→ **TASK STATEMENT**: The entries below are to be written out again without alteration.
** START OF DATA EXCERPTS **
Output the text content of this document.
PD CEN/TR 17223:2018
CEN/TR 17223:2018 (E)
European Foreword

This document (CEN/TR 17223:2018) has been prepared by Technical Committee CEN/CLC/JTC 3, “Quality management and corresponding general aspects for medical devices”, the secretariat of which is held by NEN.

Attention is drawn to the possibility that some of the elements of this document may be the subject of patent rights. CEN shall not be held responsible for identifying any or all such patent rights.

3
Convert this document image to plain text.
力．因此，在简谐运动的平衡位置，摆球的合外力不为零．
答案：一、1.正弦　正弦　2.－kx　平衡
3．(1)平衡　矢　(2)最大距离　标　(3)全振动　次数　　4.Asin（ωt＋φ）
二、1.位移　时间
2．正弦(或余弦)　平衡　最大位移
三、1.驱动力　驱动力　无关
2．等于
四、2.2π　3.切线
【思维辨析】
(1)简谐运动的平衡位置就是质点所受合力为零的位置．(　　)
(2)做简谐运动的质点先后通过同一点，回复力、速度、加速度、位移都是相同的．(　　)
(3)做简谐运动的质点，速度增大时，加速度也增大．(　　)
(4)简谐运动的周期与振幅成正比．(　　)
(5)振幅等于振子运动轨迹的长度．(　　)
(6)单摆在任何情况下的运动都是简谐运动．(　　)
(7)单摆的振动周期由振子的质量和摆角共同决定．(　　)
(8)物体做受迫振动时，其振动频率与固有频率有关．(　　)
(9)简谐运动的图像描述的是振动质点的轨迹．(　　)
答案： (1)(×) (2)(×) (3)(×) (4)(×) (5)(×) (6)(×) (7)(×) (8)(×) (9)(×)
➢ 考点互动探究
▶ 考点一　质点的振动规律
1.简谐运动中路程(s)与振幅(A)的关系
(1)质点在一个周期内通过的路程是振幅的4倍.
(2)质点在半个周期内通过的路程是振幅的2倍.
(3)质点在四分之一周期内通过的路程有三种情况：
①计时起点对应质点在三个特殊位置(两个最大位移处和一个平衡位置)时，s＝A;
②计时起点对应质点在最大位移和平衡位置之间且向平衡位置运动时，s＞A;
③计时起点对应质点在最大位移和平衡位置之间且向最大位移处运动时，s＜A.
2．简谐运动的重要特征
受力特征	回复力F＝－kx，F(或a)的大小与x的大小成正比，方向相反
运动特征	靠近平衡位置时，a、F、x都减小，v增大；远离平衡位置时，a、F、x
** END OF DATA EXCERPTS **
→ **EXERCISE RESULT**:
Output the text content of this document.
PD CEN/TR 17223:2018
CEN/TR 17223:2018 (E)
European Foreword

This document (CEN/TR 17223:2018) has been prepared by Technical Committee CEN/CLC/JTC 3, “Quality management and corresponding general aspects for medical devices”, the secretariat of which is held by NEN.

Attention is drawn to the possibility that some of the elements of this document may be the subject of patent rights. CEN shall not be held responsible for identifying any or all such patent rights.

3
Convert this document image to plain text.
力．因此，在简谐运动的平衡位置，摆球的合外力不为零．
答案：一、1.正弦　正弦　2.－kx　平衡
3．(1)平衡　矢　(2)最大距离　标　(3)全振动　次数　　4.Asin（ωt＋φ）
二、1.位移　时间
2．正弦(或余弦)　平衡　最大位移
三、1.驱动力　驱动力　无关
2．等于
四、2.2π　3.切线
【思维辨析】
(1)简谐运动的平衡位置就是质点所受合力为零的位置．(　　)
(2)做简谐运动的质点先后通过同一点，回复力、速度、加速度、位移都是相同的．(　　)
(3)做简谐运动的质点，速度增大时，加速度也增大．(　　)
(4)简谐运动的周期与振幅成正比．(　　)
(5)振幅等于振子运动轨迹的长度．(　　)
(6)单摆在任何情况下的运动都是简谐运动．(　　)
(7)单摆的振动周期由振子的质量和摆角共同决定．(　　)
(8)物体做受迫振动时，其振动频率与固有频率有关．(　　)
(9)简谐运动的图像描述的是振动质点的轨迹．(　　)
答案： (1)(×) (2)(×) (3)(×) (4)(×) (5)(×) (6)(×) (7)(×) (8)(×) (9)(×)
➢ 考点互动探究
▶ 考点一　质点的振动规律
1.简谐运动中路程(s)与振幅(A)的关系
(1)质点在一个周期内通过的路程是振幅的4倍.
(2)质点在半个周期内通过的路程是振幅的2倍.
(3)质点在四分之一周期内通过的路程有三种情况：
①计时起点对应质点在三个特殊位置(两个最大位移处和一个平衡位置)时，s＝A;
②计时起点对应质点在最大位移和平衡位置之间且向平衡位置运动时，s＞A;
③计时起点对应质点在最大位移和平衡位置之间且向最大位移处运动时，s＜A.
2．简谐运动的重要特征
受力特征	回复力F＝－kx，F(或a)的大小与x的大小成正比，方向相反
运动特征	靠近平衡位置时，a、F、x都减小，v增大；远离平衡位置时，a、F、x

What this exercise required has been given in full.